Records →
====
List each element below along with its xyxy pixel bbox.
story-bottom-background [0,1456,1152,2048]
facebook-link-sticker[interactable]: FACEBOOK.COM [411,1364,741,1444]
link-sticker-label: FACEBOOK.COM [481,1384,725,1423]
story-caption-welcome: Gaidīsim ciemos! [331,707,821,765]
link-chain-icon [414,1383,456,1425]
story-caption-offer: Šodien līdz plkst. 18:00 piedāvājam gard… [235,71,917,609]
====
Short exercise →
Put every line of the rows above into a JSON list of strings, one string per line, and leave out any blank lines.

Answer to this task →
[
  "List each element below along with its xyxy pixel bbox.",
  "story-bottom-background [0,1456,1152,2048]",
  "facebook-link-sticker[interactable]: FACEBOOK.COM [411,1364,741,1444]",
  "link-sticker-label: FACEBOOK.COM [481,1384,725,1423]",
  "story-caption-welcome: Gaidīsim ciemos! [331,707,821,765]",
  "link-chain-icon [414,1383,456,1425]",
  "story-caption-offer: Šodien līdz plkst. 18:00 piedāvājam gard… [235,71,917,609]"
]